→ What is expected
Work out how many lines have "彪悍异常" in them. Give only that number.

→ Entries
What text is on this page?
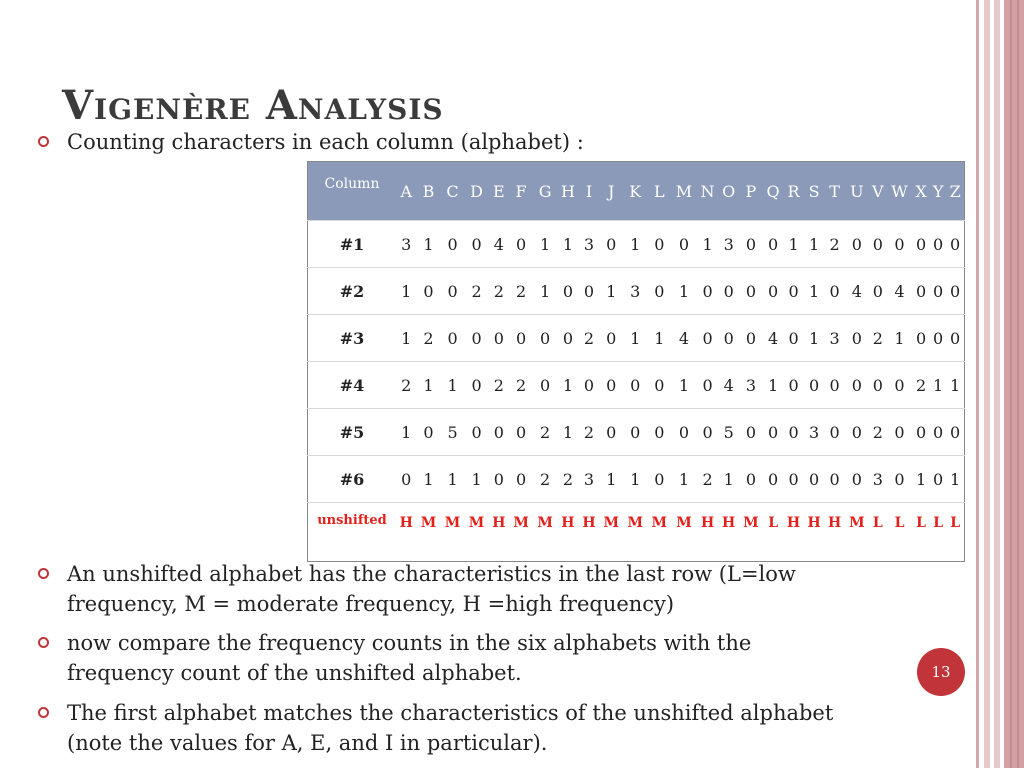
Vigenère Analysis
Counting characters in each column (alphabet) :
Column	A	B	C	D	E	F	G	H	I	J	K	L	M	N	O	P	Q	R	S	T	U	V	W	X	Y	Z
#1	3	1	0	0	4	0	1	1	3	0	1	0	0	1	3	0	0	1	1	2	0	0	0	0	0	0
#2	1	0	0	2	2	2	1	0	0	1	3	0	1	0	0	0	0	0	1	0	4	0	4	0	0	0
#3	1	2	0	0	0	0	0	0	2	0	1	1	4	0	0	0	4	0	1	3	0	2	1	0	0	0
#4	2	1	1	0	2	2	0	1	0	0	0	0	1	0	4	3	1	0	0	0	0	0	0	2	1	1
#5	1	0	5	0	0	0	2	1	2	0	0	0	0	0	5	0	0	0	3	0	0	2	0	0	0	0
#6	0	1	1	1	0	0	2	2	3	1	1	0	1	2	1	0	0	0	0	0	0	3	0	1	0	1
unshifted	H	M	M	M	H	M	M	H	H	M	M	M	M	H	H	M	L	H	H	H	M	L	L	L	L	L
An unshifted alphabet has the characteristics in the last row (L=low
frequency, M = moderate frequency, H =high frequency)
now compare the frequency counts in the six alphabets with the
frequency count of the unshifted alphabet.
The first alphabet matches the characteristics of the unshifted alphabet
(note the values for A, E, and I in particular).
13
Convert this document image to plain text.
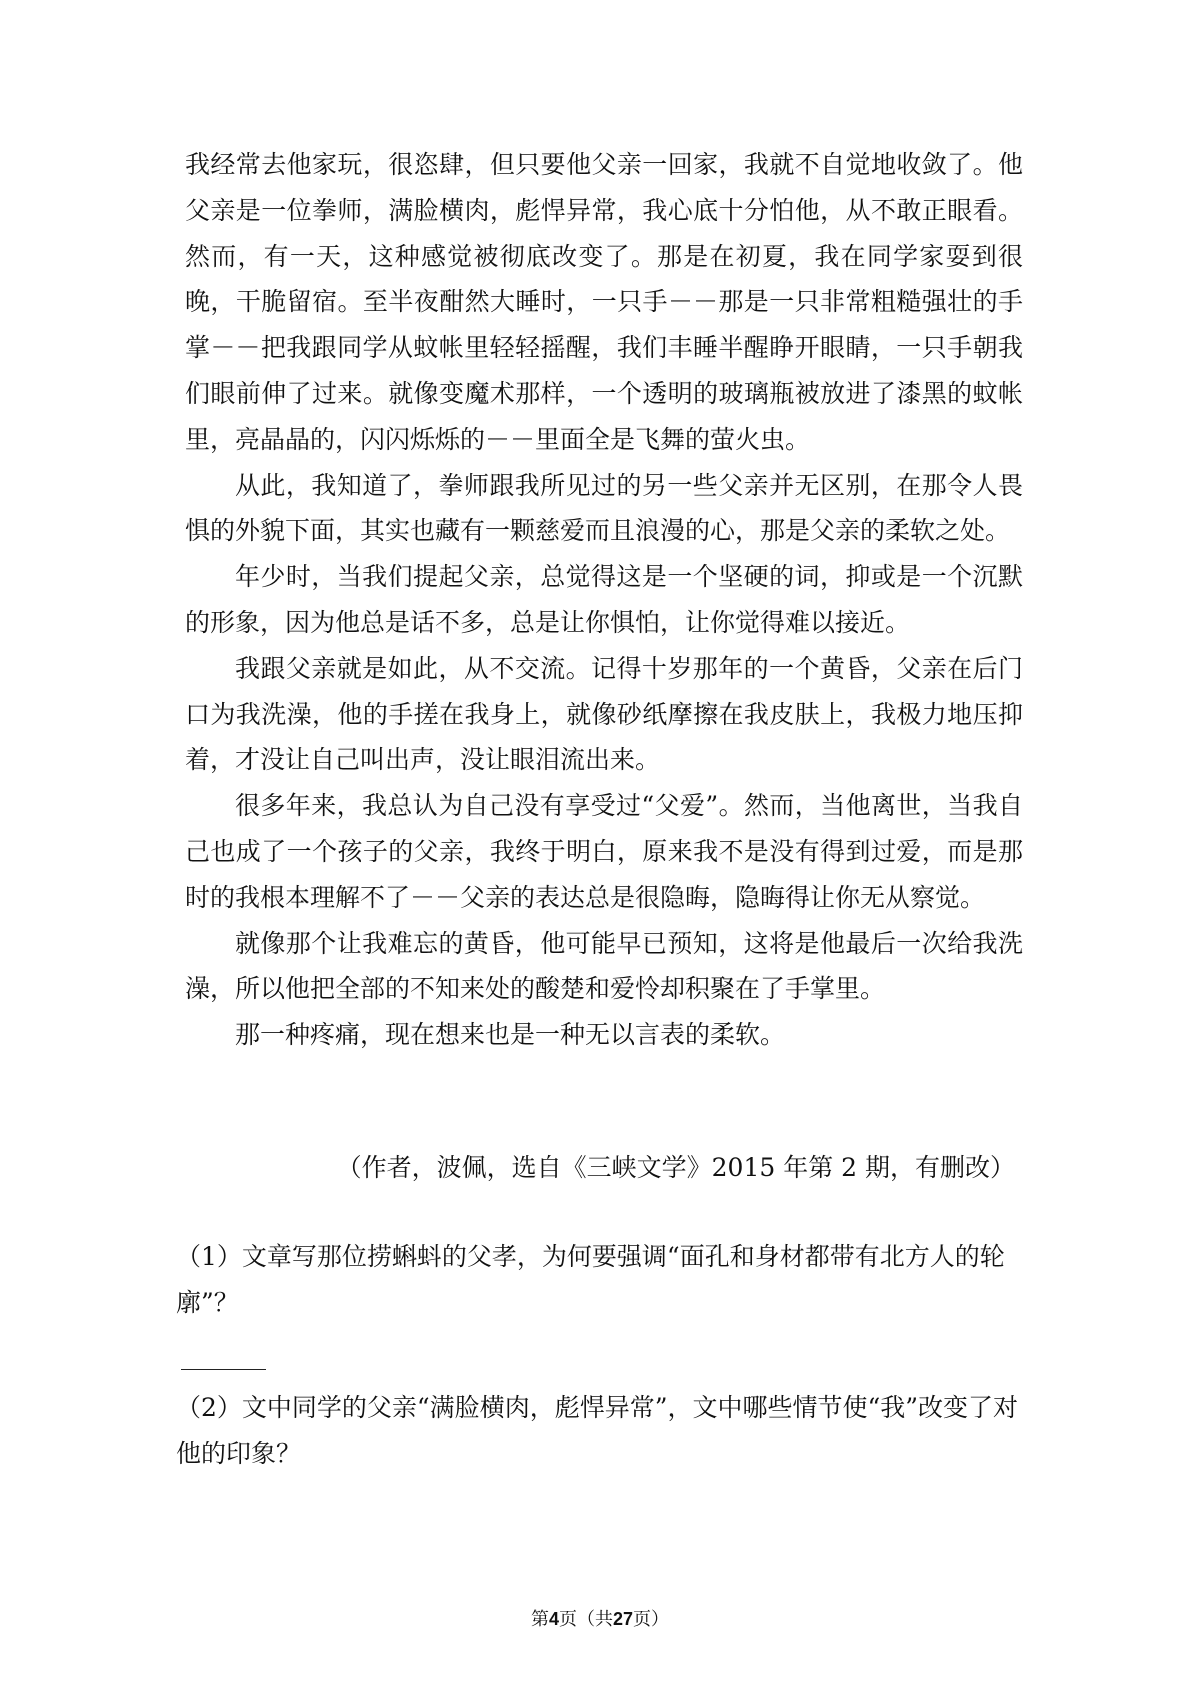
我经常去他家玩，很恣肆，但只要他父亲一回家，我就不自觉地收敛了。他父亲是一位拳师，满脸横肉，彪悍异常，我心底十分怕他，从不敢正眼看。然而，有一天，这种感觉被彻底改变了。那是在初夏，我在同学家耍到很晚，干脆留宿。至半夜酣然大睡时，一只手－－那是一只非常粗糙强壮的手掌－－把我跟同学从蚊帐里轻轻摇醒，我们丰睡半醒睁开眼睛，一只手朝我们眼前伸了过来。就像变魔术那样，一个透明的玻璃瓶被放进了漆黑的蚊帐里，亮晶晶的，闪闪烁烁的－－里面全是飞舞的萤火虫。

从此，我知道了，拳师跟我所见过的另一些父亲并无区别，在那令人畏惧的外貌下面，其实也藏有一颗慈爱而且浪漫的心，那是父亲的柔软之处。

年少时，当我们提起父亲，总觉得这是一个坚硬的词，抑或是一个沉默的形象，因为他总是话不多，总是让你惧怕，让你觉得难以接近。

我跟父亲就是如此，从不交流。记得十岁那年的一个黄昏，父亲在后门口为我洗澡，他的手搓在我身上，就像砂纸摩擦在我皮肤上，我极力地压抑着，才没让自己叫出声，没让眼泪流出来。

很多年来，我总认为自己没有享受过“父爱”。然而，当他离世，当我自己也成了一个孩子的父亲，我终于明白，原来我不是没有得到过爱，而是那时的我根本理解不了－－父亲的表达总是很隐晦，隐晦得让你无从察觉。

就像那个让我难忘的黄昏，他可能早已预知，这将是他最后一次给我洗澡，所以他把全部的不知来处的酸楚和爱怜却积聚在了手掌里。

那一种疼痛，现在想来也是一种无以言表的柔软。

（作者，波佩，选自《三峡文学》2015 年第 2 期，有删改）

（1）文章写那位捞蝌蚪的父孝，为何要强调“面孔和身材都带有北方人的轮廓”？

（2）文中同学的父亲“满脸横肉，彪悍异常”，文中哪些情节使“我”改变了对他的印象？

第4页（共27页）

→ Output below
2